From the listing below, pull out each line that contains the string "价值溢价引领企业新一轮增长".
begin DATASET EXTRACT
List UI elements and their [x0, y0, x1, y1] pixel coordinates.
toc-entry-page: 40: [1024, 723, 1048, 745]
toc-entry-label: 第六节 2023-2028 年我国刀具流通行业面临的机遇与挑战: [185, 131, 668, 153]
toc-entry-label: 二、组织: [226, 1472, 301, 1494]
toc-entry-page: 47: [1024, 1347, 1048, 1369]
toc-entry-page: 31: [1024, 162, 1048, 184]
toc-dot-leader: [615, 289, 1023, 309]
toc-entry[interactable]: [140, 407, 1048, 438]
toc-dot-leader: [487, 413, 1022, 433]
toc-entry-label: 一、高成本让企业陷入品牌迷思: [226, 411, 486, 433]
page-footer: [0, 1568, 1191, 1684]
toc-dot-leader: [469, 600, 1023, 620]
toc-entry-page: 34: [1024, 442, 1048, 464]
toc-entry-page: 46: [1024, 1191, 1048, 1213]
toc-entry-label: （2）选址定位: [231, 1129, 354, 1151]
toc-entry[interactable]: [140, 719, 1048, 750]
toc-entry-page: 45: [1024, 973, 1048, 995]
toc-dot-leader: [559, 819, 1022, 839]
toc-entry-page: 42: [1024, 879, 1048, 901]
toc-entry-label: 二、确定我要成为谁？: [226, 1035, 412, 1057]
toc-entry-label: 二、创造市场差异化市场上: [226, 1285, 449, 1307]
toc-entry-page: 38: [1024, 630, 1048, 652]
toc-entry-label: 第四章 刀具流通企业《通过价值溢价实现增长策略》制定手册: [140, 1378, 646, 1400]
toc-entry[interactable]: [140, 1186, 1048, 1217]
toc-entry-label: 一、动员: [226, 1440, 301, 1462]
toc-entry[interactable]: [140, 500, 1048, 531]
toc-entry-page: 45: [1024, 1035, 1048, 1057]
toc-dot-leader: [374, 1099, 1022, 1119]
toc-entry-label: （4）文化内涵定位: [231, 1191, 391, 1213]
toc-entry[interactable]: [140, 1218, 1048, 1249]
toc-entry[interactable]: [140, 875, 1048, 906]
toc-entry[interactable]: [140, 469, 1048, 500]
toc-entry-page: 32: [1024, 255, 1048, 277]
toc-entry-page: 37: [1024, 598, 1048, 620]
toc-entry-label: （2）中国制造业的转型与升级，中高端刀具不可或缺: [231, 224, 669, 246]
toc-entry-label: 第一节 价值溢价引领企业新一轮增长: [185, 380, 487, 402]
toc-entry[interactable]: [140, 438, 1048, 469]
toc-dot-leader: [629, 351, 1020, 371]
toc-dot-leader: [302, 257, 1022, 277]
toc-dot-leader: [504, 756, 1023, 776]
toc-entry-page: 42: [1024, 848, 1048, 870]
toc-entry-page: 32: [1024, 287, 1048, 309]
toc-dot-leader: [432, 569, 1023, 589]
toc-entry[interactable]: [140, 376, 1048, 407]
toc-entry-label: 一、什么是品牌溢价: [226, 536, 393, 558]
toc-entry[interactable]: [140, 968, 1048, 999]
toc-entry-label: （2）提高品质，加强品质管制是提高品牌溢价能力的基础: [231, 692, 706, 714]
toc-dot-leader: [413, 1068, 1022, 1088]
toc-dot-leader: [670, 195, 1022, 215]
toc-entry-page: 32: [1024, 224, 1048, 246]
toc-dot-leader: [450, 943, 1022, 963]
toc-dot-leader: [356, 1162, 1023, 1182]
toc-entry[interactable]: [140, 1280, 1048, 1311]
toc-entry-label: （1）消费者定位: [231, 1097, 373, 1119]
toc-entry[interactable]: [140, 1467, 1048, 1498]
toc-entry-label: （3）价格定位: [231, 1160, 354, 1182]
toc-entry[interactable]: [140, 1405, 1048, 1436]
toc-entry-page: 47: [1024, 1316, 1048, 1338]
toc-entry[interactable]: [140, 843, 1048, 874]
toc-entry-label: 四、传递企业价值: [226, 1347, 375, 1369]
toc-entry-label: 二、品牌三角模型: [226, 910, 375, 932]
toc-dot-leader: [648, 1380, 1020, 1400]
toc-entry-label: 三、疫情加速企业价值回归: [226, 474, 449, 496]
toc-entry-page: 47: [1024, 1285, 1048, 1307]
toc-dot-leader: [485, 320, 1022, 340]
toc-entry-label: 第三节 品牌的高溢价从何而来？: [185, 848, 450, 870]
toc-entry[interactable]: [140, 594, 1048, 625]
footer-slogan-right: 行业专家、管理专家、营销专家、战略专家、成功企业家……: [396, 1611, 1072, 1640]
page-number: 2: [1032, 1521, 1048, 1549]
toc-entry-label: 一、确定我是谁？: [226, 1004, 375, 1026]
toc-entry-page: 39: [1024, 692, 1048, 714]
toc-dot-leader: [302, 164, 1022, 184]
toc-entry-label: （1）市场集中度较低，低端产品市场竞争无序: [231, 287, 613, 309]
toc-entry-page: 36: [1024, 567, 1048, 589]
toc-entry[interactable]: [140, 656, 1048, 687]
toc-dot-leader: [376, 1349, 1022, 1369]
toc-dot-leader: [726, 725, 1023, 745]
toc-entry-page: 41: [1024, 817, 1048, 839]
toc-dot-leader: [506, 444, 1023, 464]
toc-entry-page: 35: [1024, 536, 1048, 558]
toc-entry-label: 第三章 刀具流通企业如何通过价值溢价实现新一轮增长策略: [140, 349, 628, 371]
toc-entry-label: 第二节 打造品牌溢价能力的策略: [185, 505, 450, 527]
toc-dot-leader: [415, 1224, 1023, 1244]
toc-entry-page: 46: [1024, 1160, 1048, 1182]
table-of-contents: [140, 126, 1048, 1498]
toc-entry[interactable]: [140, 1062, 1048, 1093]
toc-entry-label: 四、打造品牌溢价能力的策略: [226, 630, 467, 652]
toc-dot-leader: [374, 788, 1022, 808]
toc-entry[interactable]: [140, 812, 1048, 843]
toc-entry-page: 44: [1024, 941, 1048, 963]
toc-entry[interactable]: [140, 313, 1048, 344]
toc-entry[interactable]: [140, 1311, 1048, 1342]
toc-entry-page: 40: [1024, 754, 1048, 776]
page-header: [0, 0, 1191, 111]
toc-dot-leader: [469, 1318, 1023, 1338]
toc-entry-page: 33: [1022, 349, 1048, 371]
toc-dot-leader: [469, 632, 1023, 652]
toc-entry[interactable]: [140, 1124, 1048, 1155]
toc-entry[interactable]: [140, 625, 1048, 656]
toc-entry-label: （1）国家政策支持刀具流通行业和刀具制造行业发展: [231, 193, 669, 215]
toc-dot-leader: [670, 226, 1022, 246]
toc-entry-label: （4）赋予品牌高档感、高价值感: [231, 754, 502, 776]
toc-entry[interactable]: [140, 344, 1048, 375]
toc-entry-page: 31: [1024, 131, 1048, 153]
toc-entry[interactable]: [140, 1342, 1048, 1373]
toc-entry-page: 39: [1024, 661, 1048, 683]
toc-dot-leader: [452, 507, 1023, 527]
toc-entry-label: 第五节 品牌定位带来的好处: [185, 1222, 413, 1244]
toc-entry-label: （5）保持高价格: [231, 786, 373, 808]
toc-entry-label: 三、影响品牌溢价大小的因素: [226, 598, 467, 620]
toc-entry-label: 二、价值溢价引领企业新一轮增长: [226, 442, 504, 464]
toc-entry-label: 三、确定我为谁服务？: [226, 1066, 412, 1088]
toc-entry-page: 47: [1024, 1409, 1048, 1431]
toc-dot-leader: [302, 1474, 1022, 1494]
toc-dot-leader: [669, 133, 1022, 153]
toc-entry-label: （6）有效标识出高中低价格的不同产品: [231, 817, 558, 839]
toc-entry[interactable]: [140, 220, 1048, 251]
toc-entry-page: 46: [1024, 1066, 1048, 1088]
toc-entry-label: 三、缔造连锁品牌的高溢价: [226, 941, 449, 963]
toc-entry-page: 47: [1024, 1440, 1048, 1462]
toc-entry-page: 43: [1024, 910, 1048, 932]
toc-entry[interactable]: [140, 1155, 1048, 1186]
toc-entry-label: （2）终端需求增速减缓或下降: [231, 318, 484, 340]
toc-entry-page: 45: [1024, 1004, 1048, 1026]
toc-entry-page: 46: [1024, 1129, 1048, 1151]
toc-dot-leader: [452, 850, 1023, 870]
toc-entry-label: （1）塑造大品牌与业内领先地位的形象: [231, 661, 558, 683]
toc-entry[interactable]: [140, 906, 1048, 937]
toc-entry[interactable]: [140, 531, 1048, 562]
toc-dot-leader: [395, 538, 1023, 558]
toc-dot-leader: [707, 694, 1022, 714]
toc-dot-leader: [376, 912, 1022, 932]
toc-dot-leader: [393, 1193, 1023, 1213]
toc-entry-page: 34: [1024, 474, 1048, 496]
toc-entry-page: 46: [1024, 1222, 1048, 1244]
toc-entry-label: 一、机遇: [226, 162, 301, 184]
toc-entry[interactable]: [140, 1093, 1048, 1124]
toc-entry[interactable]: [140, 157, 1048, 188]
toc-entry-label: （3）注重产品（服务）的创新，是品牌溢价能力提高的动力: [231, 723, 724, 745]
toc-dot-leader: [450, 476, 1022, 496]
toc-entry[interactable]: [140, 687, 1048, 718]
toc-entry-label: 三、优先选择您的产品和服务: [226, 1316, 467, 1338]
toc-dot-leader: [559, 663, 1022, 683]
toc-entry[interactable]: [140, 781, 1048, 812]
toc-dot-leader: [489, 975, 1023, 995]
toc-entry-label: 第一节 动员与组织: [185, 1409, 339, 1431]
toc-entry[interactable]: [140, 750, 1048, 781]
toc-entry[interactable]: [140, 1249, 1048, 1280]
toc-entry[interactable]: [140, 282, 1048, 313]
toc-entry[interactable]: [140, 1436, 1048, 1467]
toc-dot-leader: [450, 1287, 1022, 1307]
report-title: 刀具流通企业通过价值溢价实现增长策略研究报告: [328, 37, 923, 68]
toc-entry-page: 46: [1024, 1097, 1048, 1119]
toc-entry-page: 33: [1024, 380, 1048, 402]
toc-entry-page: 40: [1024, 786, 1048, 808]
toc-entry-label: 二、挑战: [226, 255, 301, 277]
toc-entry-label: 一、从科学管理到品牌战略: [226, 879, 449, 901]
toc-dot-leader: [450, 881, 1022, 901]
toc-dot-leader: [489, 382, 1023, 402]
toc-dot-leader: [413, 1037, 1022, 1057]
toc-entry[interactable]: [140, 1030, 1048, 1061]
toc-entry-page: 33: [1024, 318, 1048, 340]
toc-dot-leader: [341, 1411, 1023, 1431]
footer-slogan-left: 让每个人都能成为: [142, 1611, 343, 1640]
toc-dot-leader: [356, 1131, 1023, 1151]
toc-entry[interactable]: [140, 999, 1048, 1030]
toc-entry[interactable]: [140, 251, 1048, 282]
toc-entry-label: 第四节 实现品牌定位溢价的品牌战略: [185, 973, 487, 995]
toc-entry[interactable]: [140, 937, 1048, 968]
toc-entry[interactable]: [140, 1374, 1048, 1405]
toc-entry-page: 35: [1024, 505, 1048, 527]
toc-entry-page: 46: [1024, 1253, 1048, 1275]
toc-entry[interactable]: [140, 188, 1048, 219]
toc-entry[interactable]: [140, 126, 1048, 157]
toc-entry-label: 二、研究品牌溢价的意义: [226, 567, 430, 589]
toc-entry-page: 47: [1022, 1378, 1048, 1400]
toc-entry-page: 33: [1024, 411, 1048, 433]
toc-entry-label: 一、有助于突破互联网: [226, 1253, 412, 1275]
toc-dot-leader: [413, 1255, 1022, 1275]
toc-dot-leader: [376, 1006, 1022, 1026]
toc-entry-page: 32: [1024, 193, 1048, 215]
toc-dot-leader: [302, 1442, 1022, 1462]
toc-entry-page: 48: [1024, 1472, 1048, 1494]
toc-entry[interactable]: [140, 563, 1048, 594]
end DATASET EXTRACT
== COMPLETED TASK ==
toc-entry-label: 第一节 价值溢价引领企业新一轮增长: [185, 380, 487, 402]
toc-entry-label: 二、价值溢价引领企业新一轮增长: [226, 442, 504, 464]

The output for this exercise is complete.